------ DATASET RECORDS

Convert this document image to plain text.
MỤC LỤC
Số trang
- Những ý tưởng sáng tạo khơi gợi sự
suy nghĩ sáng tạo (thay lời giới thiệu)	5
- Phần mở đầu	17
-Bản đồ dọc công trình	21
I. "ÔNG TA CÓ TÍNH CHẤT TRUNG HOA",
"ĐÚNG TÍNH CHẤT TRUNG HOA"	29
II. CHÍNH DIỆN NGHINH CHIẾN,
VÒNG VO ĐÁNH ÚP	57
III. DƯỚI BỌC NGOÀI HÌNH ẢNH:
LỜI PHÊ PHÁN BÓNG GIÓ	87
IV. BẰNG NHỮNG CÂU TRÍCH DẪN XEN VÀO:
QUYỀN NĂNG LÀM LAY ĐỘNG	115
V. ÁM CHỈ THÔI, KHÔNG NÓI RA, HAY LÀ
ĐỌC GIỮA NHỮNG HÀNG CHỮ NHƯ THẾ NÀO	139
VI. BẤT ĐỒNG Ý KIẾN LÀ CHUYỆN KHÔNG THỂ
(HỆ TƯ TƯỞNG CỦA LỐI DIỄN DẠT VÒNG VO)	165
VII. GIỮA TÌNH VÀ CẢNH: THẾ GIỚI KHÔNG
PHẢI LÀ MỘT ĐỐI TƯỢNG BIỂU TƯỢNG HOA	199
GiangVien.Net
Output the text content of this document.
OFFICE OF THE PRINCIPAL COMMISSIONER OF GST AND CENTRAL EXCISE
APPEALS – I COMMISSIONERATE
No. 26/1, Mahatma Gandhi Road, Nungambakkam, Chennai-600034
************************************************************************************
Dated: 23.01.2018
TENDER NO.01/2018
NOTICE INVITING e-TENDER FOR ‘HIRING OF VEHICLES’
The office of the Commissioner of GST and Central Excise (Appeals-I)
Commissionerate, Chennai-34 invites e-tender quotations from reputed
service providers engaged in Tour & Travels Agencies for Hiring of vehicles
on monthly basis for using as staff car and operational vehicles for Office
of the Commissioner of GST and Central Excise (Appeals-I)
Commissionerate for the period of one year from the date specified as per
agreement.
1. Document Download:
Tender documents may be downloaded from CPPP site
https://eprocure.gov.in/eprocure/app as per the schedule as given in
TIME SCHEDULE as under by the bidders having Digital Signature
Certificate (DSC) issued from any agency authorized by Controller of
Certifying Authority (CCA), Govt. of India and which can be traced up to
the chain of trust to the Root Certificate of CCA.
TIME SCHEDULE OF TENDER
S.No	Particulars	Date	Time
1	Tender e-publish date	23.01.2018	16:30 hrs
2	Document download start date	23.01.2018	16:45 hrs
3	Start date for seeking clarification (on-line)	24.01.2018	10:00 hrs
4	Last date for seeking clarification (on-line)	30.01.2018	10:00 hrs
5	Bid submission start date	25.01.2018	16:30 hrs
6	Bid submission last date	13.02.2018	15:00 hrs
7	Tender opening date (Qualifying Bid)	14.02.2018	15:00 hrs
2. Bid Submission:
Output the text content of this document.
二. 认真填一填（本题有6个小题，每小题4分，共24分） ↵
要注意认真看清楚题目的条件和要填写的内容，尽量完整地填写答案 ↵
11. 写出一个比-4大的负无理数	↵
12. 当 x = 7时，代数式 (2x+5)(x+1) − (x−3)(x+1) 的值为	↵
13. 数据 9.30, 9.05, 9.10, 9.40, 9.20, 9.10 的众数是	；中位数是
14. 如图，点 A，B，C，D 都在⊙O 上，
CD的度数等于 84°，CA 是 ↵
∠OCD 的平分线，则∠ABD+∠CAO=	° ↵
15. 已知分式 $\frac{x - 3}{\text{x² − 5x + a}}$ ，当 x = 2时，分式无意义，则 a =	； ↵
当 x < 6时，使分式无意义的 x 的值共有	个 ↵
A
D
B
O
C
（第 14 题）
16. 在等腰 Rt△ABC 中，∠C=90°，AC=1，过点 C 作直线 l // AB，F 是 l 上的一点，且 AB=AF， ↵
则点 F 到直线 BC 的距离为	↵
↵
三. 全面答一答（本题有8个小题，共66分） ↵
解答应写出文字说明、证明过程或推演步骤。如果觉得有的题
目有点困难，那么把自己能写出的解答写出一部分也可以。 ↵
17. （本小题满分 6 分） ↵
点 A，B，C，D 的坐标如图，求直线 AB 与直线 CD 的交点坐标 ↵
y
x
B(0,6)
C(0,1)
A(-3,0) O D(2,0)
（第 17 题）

------------

_PROMPT_
Transcribe the material above in its entirety. Match it exactly.

_FULL OUTPUT_
Convert this document image to plain text.
MỤC LỤC
Số trang
- Những ý tưởng sáng tạo khơi gợi sự
suy nghĩ sáng tạo (thay lời giới thiệu)	5
- Phần mở đầu	17
-Bản đồ dọc công trình	21
I. "ÔNG TA CÓ TÍNH CHẤT TRUNG HOA",
"ĐÚNG TÍNH CHẤT TRUNG HOA"	29
II. CHÍNH DIỆN NGHINH CHIẾN,
VÒNG VO ĐÁNH ÚP	57
III. DƯỚI BỌC NGOÀI HÌNH ẢNH:
LỜI PHÊ PHÁN BÓNG GIÓ	87
IV. BẰNG NHỮNG CÂU TRÍCH DẪN XEN VÀO:
QUYỀN NĂNG LÀM LAY ĐỘNG	115
V. ÁM CHỈ THÔI, KHÔNG NÓI RA, HAY LÀ
ĐỌC GIỮA NHỮNG HÀNG CHỮ NHƯ THẾ NÀO	139
VI. BẤT ĐỒNG Ý KIẾN LÀ CHUYỆN KHÔNG THỂ
(HỆ TƯ TƯỞNG CỦA LỐI DIỄN DẠT VÒNG VO)	165
VII. GIỮA TÌNH VÀ CẢNH: THẾ GIỚI KHÔNG
PHẢI LÀ MỘT ĐỐI TƯỢNG BIỂU TƯỢNG HOA	199
GiangVien.Net
Output the text content of this document.
OFFICE OF THE PRINCIPAL COMMISSIONER OF GST AND CENTRAL EXCISE
APPEALS – I COMMISSIONERATE
No. 26/1, Mahatma Gandhi Road, Nungambakkam, Chennai-600034
************************************************************************************
Dated: 23.01.2018
TENDER NO.01/2018
NOTICE INVITING e-TENDER FOR ‘HIRING OF VEHICLES’
The office of the Commissioner of GST and Central Excise (Appeals-I)
Commissionerate, Chennai-34 invites e-tender quotations from reputed
service providers engaged in Tour & Travels Agencies for Hiring of vehicles
on monthly basis for using as staff car and operational vehicles for Office
of the Commissioner of GST and Central Excise (Appeals-I)
Commissionerate for the period of one year from the date specified as per
agreement.
1. Document Download:
Tender documents may be downloaded from CPPP site
https://eprocure.gov.in/eprocure/app as per the schedule as given in
TIME SCHEDULE as under by the bidders having Digital Signature
Certificate (DSC) issued from any agency authorized by Controller of
Certifying Authority (CCA), Govt. of India and which can be traced up to
the chain of trust to the Root Certificate of CCA.
TIME SCHEDULE OF TENDER
S.No	Particulars	Date	Time
1	Tender e-publish date	23.01.2018	16:30 hrs
2	Document download start date	23.01.2018	16:45 hrs
3	Start date for seeking clarification (on-line)	24.01.2018	10:00 hrs
4	Last date for seeking clarification (on-line)	30.01.2018	10:00 hrs
5	Bid submission start date	25.01.2018	16:30 hrs
6	Bid submission last date	13.02.2018	15:00 hrs
7	Tender opening date (Qualifying Bid)	14.02.2018	15:00 hrs
2. Bid Submission:
Output the text content of this document.
二. 认真填一填（本题有6个小题，每小题4分，共24分） ↵
要注意认真看清楚题目的条件和要填写的内容，尽量完整地填写答案 ↵
11. 写出一个比-4大的负无理数	↵
12. 当 x = 7时，代数式 (2x+5)(x+1) − (x−3)(x+1) 的值为	↵
13. 数据 9.30, 9.05, 9.10, 9.40, 9.20, 9.10 的众数是	；中位数是
14. 如图，点 A，B，C，D 都在⊙O 上，
CD的度数等于 84°，CA 是 ↵
∠OCD 的平分线，则∠ABD+∠CAO=	° ↵
15. 已知分式 $\frac{x - 3}{\text{x² − 5x + a}}$ ，当 x = 2时，分式无意义，则 a =	； ↵
当 x < 6时，使分式无意义的 x 的值共有	个 ↵
A
D
B
O
C
（第 14 题）
16. 在等腰 Rt△ABC 中，∠C=90°，AC=1，过点 C 作直线 l // AB，F 是 l 上的一点，且 AB=AF， ↵
则点 F 到直线 BC 的距离为	↵
↵
三. 全面答一答（本题有8个小题，共66分） ↵
解答应写出文字说明、证明过程或推演步骤。如果觉得有的题
目有点困难，那么把自己能写出的解答写出一部分也可以。 ↵
17. （本小题满分 6 分） ↵
点 A，B，C，D 的坐标如图，求直线 AB 与直线 CD 的交点坐标 ↵
y
x
B(0,6)
C(0,1)
A(-3,0) O D(2,0)
（第 17 题）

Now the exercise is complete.